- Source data
▼

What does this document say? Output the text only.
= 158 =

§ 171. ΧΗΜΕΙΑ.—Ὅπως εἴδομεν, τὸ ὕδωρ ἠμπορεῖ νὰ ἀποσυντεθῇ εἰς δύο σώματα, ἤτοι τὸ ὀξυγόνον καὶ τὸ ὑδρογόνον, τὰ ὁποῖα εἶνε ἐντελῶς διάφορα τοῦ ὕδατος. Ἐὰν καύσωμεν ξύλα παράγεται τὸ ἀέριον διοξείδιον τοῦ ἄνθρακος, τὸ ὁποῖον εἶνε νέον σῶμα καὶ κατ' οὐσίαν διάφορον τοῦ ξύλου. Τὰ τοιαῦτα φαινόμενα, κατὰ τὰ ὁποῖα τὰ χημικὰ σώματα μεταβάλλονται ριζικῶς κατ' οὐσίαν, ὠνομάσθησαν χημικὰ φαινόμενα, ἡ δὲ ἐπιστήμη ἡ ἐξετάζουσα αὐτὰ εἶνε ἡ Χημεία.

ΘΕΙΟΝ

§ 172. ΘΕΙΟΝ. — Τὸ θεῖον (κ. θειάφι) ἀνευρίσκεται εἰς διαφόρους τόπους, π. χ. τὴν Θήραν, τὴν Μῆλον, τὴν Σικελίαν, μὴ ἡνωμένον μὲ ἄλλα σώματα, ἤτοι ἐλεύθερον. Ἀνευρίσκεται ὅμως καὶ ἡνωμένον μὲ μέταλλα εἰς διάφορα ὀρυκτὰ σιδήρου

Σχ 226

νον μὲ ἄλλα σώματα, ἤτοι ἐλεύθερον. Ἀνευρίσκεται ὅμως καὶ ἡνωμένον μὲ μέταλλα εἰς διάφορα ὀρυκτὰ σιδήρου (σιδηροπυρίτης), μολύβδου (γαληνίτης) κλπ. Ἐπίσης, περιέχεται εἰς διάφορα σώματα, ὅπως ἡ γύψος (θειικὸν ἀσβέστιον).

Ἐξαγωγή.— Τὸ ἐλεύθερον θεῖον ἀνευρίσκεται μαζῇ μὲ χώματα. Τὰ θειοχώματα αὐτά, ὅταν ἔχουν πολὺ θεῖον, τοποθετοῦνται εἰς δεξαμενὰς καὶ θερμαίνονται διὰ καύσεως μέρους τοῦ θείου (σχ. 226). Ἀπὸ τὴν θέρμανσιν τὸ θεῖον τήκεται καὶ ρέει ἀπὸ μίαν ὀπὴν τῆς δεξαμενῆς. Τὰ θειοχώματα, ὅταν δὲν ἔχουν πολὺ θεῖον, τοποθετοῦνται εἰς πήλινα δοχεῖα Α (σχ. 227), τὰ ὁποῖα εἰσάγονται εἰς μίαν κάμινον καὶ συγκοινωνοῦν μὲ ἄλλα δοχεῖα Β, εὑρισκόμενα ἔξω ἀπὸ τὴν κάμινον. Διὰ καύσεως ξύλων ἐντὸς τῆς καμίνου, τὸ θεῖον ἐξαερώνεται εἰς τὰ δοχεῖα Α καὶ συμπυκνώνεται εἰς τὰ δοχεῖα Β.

▲

- What is being asked
Please restate the data word for word, every record included.

- Worked solution
What does this document say? Output the text only.
= 158 =

§ 171. ΧΗΜΕΙΑ.—Ὅπως εἴδομεν, τὸ ὕδωρ ἠμπορεῖ νὰ ἀποσυντεθῇ εἰς δύο σώματα, ἤτοι τὸ ὀξυγόνον καὶ τὸ ὑδρογόνον, τὰ ὁποῖα εἶνε ἐντελῶς διάφορα τοῦ ὕδατος. Ἐὰν καύσωμεν ξύλα παράγεται τὸ ἀέριον διοξείδιον τοῦ ἄνθρακος, τὸ ὁποῖον εἶνε νέον σῶμα καὶ κατ' οὐσίαν διάφορον τοῦ ξύλου. Τὰ τοιαῦτα φαινόμενα, κατὰ τὰ ὁποῖα τὰ χημικὰ σώματα μεταβάλλονται ριζικῶς κατ' οὐσίαν, ὠνομάσθησαν χημικὰ φαινόμενα, ἡ δὲ ἐπιστήμη ἡ ἐξετάζουσα αὐτὰ εἶνε ἡ Χημεία.

ΘΕΙΟΝ

§ 172. ΘΕΙΟΝ. — Τὸ θεῖον (κ. θειάφι) ἀνευρίσκεται εἰς διαφόρους τόπους, π. χ. τὴν Θήραν, τὴν Μῆλον, τὴν Σικελίαν, μὴ ἡνωμένον μὲ ἄλλα σώματα, ἤτοι ἐλεύθερον. Ἀνευρίσκεται ὅμως καὶ ἡνωμένον μὲ μέταλλα εἰς διάφορα ὀρυκτὰ σιδήρου

Σχ 226

νον μὲ ἄλλα σώματα, ἤτοι ἐλεύθερον. Ἀνευρίσκεται ὅμως καὶ ἡνωμένον μὲ μέταλλα εἰς διάφορα ὀρυκτὰ σιδήρου (σιδηροπυρίτης), μολύβδου (γαληνίτης) κλπ. Ἐπίσης, περιέχεται εἰς διάφορα σώματα, ὅπως ἡ γύψος (θειικὸν ἀσβέστιον).

Ἐξαγωγή.— Τὸ ἐλεύθερον θεῖον ἀνευρίσκεται μαζῇ μὲ χώματα. Τὰ θειοχώματα αὐτά, ὅταν ἔχουν πολὺ θεῖον, τοποθετοῦνται εἰς δεξαμενὰς καὶ θερμαίνονται διὰ καύσεως μέρους τοῦ θείου (σχ. 226). Ἀπὸ τὴν θέρμανσιν τὸ θεῖον τήκεται καὶ ρέει ἀπὸ μίαν ὀπὴν τῆς δεξαμενῆς. Τὰ θειοχώματα, ὅταν δὲν ἔχουν πολὺ θεῖον, τοποθετοῦνται εἰς πήλινα δοχεῖα Α (σχ. 227), τὰ ὁποῖα εἰσάγονται εἰς μίαν κάμινον καὶ συγκοινωνοῦν μὲ ἄλλα δοχεῖα Β, εὑρισκόμενα ἔξω ἀπὸ τὴν κάμινον. Διὰ καύσεως ξύλων ἐντὸς τῆς καμίνου, τὸ θεῖον ἐξαερώνεται εἰς τὰ δοχεῖα Α καὶ συμπυκνώνεται εἰς τὰ δοχεῖα Β.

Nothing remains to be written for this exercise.